Copy out each line of the material below that holds the string "ylabel".

[Excerpt from a dataset]

═══

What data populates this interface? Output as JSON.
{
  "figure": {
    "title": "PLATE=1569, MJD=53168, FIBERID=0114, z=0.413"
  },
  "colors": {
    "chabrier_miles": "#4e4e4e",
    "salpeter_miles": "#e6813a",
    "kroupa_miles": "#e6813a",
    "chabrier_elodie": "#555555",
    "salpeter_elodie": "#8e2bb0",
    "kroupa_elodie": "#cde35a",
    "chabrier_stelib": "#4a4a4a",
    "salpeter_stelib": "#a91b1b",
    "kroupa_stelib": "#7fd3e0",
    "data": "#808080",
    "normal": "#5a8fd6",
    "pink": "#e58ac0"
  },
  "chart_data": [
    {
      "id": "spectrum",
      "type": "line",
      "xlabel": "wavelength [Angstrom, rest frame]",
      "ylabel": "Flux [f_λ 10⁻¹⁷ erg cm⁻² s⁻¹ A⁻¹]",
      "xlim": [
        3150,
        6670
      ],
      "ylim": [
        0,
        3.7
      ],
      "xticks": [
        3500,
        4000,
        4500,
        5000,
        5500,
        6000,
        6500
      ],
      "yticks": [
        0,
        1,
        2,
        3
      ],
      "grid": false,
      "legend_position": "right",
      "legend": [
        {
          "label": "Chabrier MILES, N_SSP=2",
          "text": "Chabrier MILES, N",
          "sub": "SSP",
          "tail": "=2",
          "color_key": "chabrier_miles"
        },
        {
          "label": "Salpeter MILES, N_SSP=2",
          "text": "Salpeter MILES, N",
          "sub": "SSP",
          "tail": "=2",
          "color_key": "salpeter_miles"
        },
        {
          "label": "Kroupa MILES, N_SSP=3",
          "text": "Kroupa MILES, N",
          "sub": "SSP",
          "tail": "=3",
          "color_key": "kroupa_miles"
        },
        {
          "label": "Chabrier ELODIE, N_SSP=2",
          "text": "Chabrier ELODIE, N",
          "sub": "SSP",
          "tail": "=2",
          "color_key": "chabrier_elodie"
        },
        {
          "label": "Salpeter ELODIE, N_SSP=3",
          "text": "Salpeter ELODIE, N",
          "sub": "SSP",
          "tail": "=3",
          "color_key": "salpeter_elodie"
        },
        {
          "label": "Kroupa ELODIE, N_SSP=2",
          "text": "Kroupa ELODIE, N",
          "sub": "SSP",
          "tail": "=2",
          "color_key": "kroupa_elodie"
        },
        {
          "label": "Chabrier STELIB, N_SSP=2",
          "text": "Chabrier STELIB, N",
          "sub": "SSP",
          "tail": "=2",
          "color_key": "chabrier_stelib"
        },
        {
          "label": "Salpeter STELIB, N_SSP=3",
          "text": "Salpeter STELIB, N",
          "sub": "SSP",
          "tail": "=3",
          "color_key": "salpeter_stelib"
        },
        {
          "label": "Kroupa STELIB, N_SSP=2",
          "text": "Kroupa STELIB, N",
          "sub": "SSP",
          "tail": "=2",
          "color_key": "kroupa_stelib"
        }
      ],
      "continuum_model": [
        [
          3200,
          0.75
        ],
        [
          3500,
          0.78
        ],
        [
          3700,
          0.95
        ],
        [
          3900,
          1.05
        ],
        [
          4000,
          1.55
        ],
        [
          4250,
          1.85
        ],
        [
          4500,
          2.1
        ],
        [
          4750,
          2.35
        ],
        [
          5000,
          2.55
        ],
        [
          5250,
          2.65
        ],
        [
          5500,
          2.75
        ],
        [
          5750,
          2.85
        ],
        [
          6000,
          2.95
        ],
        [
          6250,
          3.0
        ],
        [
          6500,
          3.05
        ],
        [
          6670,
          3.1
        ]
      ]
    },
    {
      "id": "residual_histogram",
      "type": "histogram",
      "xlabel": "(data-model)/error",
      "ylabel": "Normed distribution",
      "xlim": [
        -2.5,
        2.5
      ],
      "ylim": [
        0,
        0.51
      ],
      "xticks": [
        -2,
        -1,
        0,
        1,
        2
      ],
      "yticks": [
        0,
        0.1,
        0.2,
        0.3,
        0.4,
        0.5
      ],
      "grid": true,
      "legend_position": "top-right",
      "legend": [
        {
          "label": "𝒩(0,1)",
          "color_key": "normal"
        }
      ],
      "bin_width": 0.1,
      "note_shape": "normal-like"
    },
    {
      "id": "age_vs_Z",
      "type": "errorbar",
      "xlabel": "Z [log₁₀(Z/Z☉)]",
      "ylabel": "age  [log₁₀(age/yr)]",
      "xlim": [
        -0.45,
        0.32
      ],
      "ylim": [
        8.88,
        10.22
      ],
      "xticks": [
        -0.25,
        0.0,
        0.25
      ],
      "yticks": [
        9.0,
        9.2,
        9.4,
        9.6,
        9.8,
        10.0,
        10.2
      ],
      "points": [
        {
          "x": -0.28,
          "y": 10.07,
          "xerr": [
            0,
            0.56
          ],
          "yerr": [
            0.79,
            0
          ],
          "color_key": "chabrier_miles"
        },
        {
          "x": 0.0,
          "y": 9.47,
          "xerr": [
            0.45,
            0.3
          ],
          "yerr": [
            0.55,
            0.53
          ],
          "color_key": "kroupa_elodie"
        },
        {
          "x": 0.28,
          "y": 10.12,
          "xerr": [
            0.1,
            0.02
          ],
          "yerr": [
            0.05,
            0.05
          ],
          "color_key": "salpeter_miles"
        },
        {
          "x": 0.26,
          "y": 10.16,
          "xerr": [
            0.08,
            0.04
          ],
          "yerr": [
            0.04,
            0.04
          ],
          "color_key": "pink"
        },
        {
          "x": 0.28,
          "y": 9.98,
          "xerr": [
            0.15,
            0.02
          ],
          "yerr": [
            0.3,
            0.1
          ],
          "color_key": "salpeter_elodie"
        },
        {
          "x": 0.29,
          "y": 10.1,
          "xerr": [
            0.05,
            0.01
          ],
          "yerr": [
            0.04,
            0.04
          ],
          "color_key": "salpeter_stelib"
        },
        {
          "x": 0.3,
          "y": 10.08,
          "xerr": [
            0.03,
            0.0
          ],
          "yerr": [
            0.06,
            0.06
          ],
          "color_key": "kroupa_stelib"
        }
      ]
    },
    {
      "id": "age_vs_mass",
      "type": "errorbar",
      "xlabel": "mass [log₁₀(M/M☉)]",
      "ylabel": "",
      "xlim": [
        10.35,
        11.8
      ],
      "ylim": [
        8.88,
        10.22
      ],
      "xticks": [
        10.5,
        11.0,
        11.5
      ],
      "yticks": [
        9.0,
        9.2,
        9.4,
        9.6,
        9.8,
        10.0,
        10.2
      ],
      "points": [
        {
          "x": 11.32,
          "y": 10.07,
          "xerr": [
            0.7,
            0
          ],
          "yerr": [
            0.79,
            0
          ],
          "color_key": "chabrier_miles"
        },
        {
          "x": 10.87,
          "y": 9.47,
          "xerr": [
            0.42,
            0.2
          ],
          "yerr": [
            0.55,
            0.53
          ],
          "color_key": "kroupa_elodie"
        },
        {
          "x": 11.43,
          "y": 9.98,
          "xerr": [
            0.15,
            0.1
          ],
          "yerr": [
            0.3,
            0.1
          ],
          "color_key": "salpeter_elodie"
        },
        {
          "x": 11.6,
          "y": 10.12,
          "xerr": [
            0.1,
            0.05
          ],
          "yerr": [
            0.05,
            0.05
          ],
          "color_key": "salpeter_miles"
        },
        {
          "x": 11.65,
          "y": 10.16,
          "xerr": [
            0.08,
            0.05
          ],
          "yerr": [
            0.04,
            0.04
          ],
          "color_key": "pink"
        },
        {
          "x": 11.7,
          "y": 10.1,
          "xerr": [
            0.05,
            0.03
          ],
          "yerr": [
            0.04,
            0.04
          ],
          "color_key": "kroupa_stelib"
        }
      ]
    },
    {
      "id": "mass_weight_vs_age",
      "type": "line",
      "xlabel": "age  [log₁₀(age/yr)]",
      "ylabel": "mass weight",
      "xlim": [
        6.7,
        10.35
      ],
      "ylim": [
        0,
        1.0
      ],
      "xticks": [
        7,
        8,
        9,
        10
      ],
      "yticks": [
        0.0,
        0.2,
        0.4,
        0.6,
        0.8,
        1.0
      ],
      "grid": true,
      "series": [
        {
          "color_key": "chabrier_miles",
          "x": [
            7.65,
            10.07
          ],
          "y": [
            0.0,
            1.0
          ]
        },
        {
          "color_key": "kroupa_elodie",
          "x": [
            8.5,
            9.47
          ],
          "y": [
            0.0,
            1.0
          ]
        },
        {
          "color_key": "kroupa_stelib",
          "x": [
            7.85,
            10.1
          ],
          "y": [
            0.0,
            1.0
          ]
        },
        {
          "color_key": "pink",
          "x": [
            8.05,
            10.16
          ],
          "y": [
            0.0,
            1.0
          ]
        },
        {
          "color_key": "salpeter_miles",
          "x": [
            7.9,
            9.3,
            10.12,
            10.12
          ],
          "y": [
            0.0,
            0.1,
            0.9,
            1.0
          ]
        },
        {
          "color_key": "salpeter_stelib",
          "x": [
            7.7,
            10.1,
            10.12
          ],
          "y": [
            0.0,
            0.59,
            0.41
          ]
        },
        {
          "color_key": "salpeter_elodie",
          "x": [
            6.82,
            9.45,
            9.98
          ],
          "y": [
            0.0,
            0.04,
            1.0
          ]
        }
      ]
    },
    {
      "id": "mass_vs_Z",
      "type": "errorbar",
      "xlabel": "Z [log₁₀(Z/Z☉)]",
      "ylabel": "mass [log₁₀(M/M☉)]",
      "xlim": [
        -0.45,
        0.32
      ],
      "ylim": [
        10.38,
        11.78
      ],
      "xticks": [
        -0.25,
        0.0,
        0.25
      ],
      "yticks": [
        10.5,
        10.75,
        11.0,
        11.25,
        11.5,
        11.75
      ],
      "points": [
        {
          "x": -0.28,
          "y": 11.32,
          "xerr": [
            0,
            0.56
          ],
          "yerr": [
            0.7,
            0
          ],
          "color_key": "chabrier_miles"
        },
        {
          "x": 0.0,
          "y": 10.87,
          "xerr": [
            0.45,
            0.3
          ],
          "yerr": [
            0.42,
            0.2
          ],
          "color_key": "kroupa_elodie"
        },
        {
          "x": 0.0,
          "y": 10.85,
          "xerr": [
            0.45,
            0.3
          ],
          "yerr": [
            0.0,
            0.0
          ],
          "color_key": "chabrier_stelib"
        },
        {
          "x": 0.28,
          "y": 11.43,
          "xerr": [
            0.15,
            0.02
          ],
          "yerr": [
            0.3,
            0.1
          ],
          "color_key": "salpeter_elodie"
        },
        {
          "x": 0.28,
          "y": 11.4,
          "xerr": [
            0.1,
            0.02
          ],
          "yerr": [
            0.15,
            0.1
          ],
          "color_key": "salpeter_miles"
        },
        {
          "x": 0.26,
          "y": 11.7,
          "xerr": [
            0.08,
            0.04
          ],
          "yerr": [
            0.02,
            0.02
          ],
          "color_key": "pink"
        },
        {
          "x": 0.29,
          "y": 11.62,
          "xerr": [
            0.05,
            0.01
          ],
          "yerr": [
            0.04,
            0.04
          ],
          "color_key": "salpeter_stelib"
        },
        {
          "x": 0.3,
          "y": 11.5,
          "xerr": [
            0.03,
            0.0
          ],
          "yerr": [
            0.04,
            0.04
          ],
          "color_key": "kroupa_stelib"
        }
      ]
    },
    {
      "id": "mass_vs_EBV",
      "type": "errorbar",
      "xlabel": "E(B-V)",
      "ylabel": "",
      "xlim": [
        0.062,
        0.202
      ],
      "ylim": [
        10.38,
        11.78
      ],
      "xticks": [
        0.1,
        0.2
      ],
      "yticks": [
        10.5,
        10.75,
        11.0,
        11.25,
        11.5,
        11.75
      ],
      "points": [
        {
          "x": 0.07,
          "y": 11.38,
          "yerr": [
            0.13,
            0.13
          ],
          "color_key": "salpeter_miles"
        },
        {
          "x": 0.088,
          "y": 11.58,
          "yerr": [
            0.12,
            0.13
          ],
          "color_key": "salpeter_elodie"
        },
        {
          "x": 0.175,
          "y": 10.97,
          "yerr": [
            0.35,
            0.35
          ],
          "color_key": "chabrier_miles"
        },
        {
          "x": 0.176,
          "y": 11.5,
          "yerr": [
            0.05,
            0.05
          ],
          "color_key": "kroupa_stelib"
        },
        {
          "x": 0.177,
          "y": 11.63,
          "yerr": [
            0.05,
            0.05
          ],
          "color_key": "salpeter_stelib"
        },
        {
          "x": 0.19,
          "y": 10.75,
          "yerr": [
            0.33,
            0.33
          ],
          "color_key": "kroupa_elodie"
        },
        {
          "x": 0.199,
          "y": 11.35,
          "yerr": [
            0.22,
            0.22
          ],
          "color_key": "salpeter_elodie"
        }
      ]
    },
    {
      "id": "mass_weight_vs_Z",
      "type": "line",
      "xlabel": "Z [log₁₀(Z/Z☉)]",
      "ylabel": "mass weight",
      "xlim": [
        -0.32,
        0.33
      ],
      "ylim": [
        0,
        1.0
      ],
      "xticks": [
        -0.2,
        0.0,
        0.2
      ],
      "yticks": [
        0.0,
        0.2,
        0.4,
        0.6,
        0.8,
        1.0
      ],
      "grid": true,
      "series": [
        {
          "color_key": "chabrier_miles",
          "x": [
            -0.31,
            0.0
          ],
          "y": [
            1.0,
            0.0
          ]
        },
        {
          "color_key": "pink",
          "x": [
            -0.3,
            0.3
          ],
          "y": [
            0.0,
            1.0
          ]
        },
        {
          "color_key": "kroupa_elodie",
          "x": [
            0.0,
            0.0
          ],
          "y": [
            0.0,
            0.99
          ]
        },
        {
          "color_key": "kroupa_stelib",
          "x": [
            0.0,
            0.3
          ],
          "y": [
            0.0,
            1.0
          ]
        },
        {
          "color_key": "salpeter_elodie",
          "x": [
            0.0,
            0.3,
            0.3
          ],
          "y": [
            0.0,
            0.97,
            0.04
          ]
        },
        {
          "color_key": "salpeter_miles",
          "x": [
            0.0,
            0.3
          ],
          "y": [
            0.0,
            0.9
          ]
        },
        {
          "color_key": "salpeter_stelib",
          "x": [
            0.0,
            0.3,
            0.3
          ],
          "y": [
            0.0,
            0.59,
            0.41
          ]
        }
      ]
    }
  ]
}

═══

▶ **The result**
      "ylabel": "Flux [f_λ 10⁻¹⁷ erg cm⁻² s⁻¹ A⁻¹]",
      "ylabel": "Normed distribution",
      "ylabel": "age  [log₁₀(age/yr)]",
      "ylabel": "",
      "ylabel": "mass weight",
      "ylabel": "mass [log₁₀(M/M☉)]",
      "ylabel": "",
      "ylabel": "mass weight",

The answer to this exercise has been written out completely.